>> begin

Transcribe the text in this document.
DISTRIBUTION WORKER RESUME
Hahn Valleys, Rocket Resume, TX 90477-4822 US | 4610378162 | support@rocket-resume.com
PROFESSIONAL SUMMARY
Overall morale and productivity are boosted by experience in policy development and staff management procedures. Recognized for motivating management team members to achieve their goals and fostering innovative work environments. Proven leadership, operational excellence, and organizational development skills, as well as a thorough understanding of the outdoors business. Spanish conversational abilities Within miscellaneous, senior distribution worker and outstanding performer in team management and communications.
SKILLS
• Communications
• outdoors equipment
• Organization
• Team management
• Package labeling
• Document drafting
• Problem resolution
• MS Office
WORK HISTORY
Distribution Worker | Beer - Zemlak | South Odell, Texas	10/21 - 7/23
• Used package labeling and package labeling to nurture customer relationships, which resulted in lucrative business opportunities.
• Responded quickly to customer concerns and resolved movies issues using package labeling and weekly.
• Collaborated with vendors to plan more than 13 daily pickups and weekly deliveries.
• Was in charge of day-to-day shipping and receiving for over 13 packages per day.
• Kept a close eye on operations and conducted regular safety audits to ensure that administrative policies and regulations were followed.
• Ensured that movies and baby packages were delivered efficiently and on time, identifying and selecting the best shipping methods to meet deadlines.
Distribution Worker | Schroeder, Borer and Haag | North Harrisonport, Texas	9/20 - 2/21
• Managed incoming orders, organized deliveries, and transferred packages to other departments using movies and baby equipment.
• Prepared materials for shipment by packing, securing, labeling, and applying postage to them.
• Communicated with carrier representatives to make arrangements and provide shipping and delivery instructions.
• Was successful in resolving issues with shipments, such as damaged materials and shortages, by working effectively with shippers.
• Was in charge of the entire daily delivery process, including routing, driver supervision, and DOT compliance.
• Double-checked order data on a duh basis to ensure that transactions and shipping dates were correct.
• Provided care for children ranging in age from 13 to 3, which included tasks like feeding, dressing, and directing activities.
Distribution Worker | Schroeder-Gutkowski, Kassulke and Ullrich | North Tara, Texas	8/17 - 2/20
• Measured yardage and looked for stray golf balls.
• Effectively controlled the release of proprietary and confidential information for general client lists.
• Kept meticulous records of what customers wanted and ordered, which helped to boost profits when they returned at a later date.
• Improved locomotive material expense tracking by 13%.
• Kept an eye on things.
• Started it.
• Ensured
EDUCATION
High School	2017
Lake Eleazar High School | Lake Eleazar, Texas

>> end

§ Given instruction
Retype the records above exactly.

§ Solution for this task
Transcribe the text in this document.
DISTRIBUTION WORKER RESUME
Hahn Valleys, Rocket Resume, TX 90477-4822 US | 4610378162 | support@rocket-resume.com
PROFESSIONAL SUMMARY
Overall morale and productivity are boosted by experience in policy development and staff management procedures. Recognized for motivating management team members to achieve their goals and fostering innovative work environments. Proven leadership, operational excellence, and organizational development skills, as well as a thorough understanding of the outdoors business. Spanish conversational abilities Within miscellaneous, senior distribution worker and outstanding performer in team management and communications.
SKILLS
• Communications
• outdoors equipment
• Organization
• Team management
• Package labeling
• Document drafting
• Problem resolution
• MS Office
WORK HISTORY
Distribution Worker | Beer - Zemlak | South Odell, Texas	10/21 - 7/23
• Used package labeling and package labeling to nurture customer relationships, which resulted in lucrative business opportunities.
• Responded quickly to customer concerns and resolved movies issues using package labeling and weekly.
• Collaborated with vendors to plan more than 13 daily pickups and weekly deliveries.
• Was in charge of day-to-day shipping and receiving for over 13 packages per day.
• Kept a close eye on operations and conducted regular safety audits to ensure that administrative policies and regulations were followed.
• Ensured that movies and baby packages were delivered efficiently and on time, identifying and selecting the best shipping methods to meet deadlines.
Distribution Worker | Schroeder, Borer and Haag | North Harrisonport, Texas	9/20 - 2/21
• Managed incoming orders, organized deliveries, and transferred packages to other departments using movies and baby equipment.
• Prepared materials for shipment by packing, securing, labeling, and applying postage to them.
• Communicated with carrier representatives to make arrangements and provide shipping and delivery instructions.
• Was successful in resolving issues with shipments, such as damaged materials and shortages, by working effectively with shippers.
• Was in charge of the entire daily delivery process, including routing, driver supervision, and DOT compliance.
• Double-checked order data on a duh basis to ensure that transactions and shipping dates were correct.
• Provided care for children ranging in age from 13 to 3, which included tasks like feeding, dressing, and directing activities.
Distribution Worker | Schroeder-Gutkowski, Kassulke and Ullrich | North Tara, Texas	8/17 - 2/20
• Measured yardage and looked for stray golf balls.
• Effectively controlled the release of proprietary and confidential information for general client lists.
• Kept meticulous records of what customers wanted and ordered, which helped to boost profits when they returned at a later date.
• Improved locomotive material expense tracking by 13%.
• Kept an eye on things.
• Started it.
• Ensured
EDUCATION
High School	2017
Lake Eleazar High School | Lake Eleazar, Texas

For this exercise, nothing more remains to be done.